STATED TASK:
Omit every picture while repeating the entries exactly.

-- -- --

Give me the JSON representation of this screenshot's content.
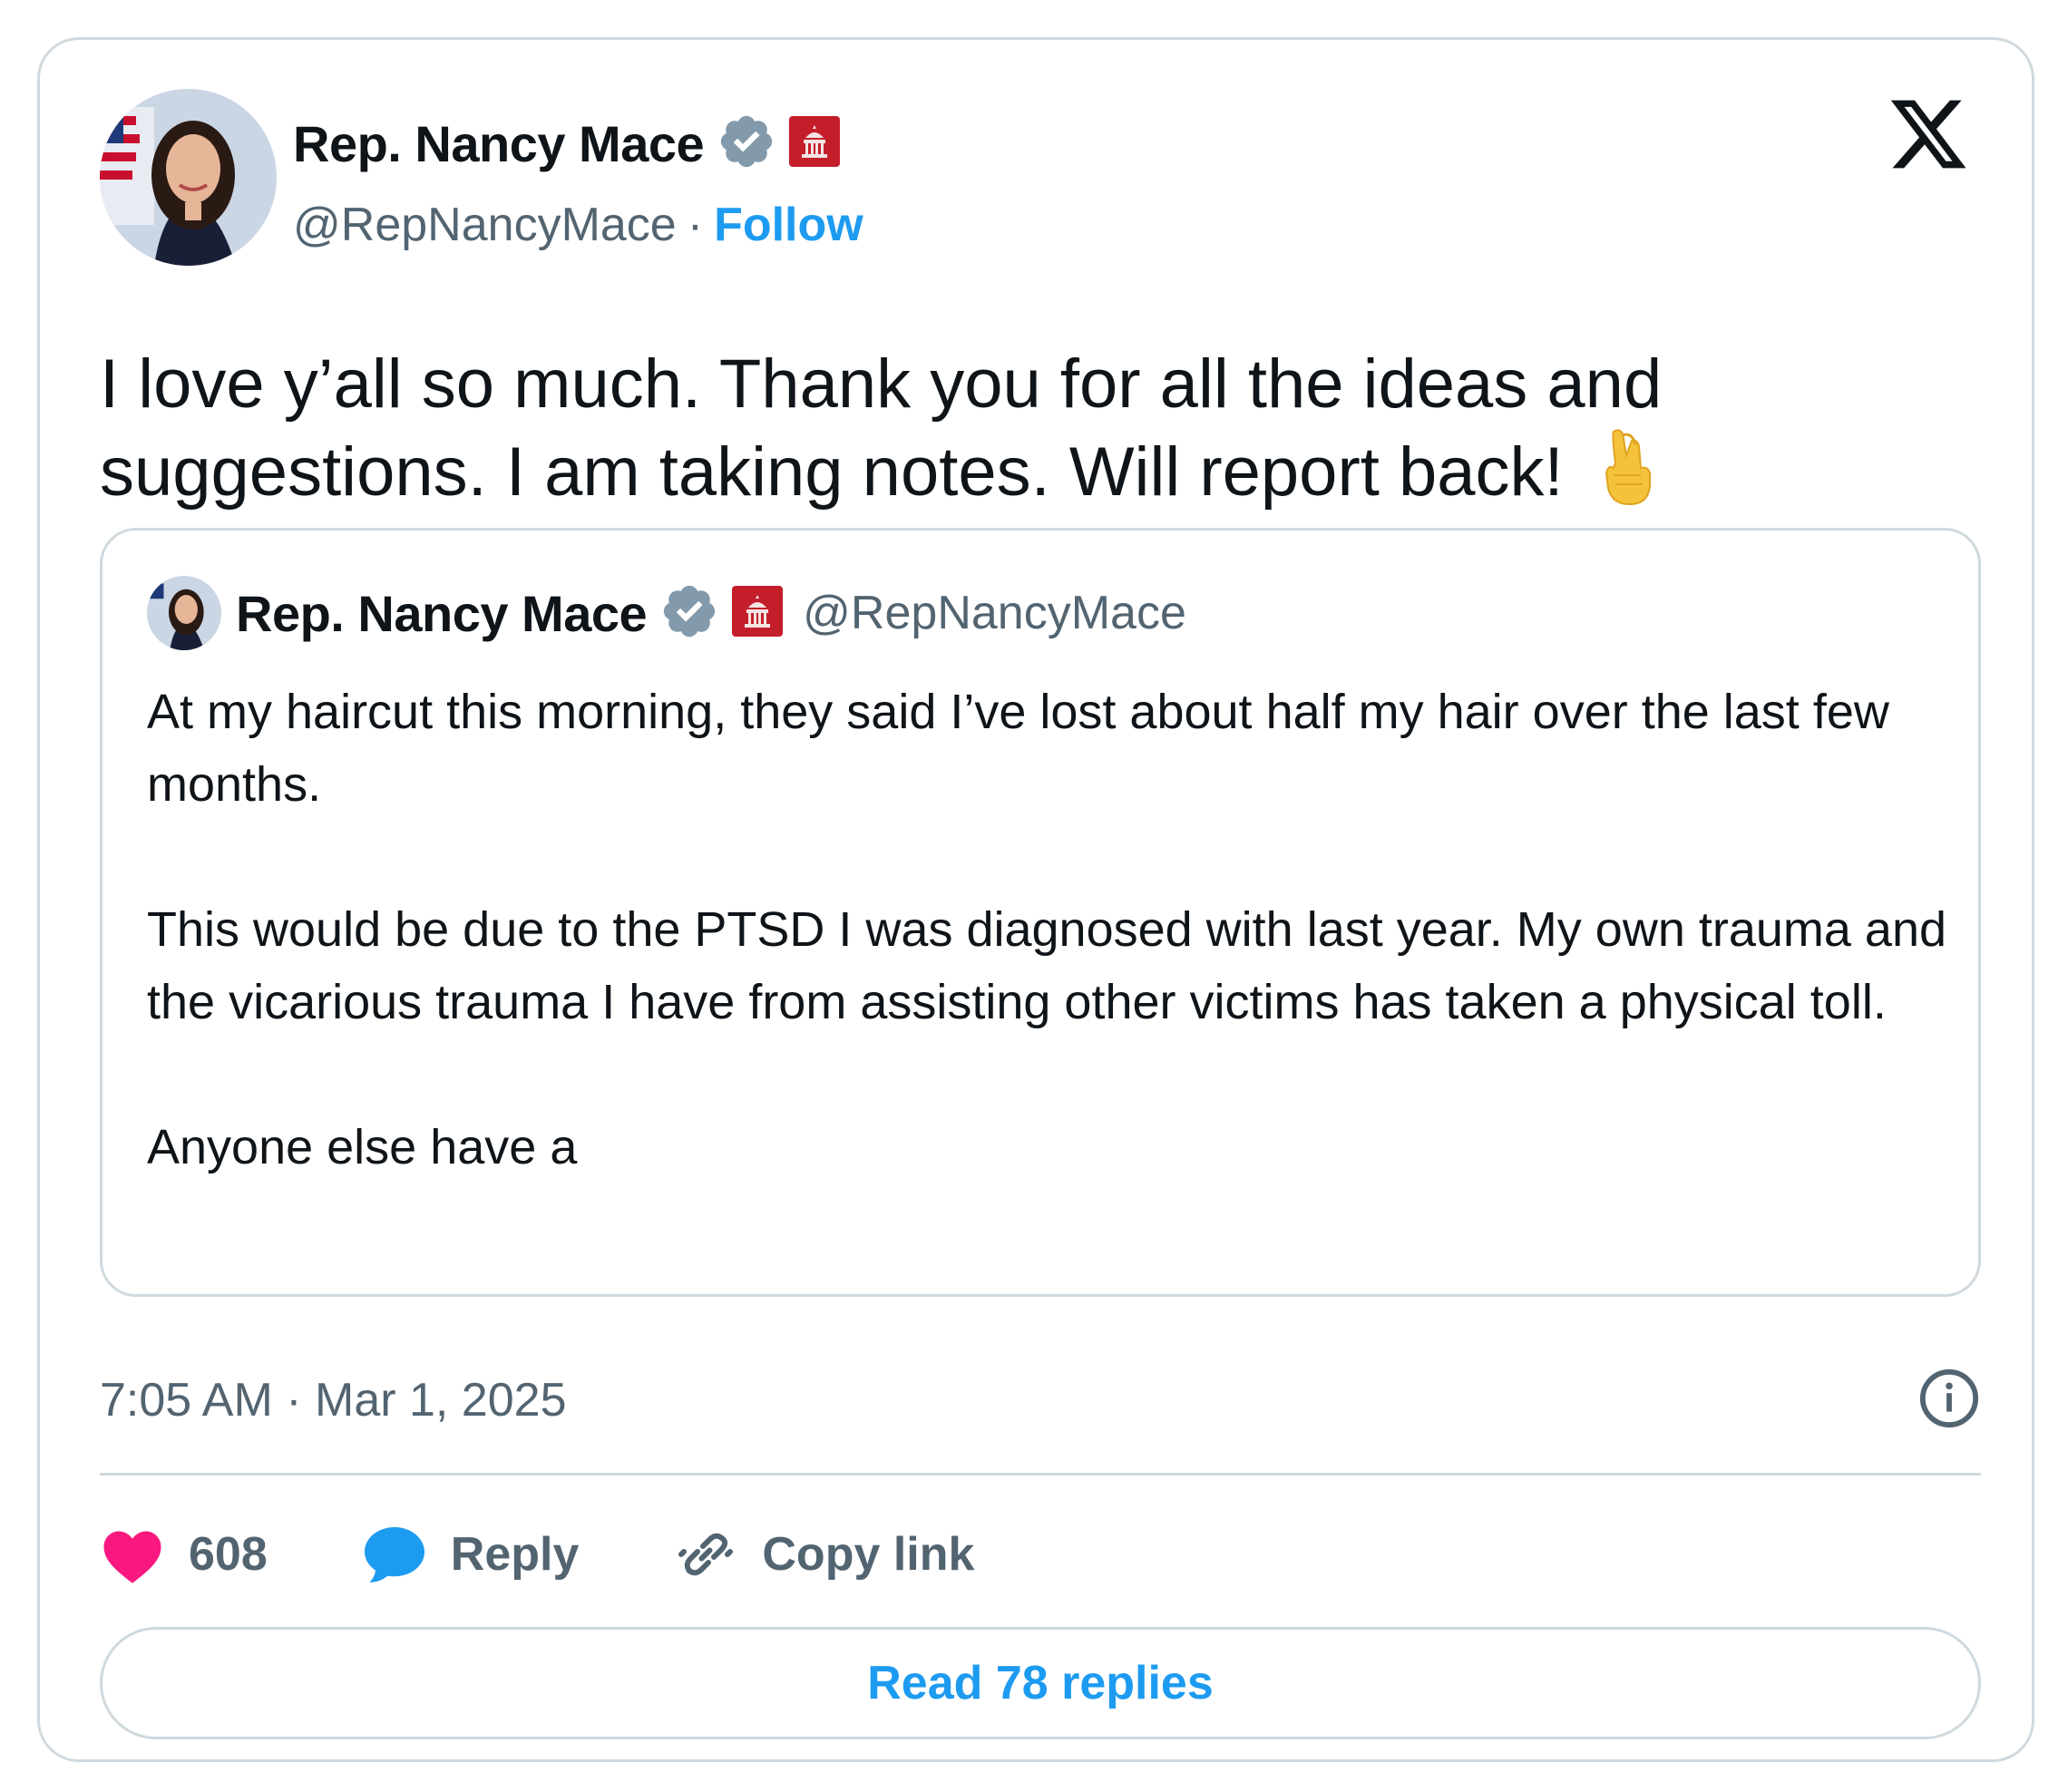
{
  "tweet": {
    "author": {
      "display_name": "Rep. Nancy Mace",
      "handle": "@RepNancyMace",
      "separator": "·",
      "follow_label": "Follow"
    },
    "text": "I love y’all so much. Thank you for all the ideas and suggestions. I am taking notes. Will report back!",
    "emoji": "crossed-fingers",
    "quoted": {
      "display_name": "Rep. Nancy Mace",
      "handle": "@RepNancyMace",
      "text": "At my haircut this morning, they said I’ve lost about half my hair over the last few months.\n\nThis would be due to the PTSD I was diagnosed with last year. My own trauma and the vicarious trauma I have from assisting other victims has taken a physical toll.\n\nAnyone else have a"
    },
    "timestamp": "7:05 AM · Mar 1, 2025",
    "actions": {
      "likes_count": "608",
      "reply_label": "Reply",
      "copy_link_label": "Copy link"
    },
    "read_replies_label": "Read 78 replies"
  },
  "colors": {
    "accent": "#1d9bf0",
    "text": "#0f1419",
    "secondary": "#536471",
    "border": "#cfd9de",
    "like": "#f91880",
    "verified": "#829aab",
    "gov_badge": "#c41e2a"
  }
}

-- -- --

EXERCISE ANSWER:
Give me the JSON representation of this screenshot's content.
{
  "tweet": {
    "author": {
      "display_name": "Rep. Nancy Mace",
      "handle": "@RepNancyMace",
      "separator": "·",
      "follow_label": "Follow"
    },
    "text": "I love y’all so much. Thank you for all the ideas and suggestions. I am taking notes. Will report back!",
    "emoji": "crossed-fingers",
    "quoted": {
      "display_name": "Rep. Nancy Mace",
      "handle": "@RepNancyMace",
      "text": "At my haircut this morning, they said I’ve lost about half my hair over the last few months.\n\nThis would be due to the PTSD I was diagnosed with last year. My own trauma and the vicarious trauma I have from assisting other victims has taken a physical toll.\n\nAnyone else have a"
    },
    "timestamp": "7:05 AM · Mar 1, 2025",
    "actions": {
      "likes_count": "608",
      "reply_label": "Reply",
      "copy_link_label": "Copy link"
    },
    "read_replies_label": "Read 78 replies"
  },
  "colors": {
    "accent": "#1d9bf0",
    "text": "#0f1419",
    "secondary": "#536471",
    "border": "#cfd9de",
    "like": "#f91880",
    "verified": "#829aab",
    "gov_badge": "#c41e2a"
  }
}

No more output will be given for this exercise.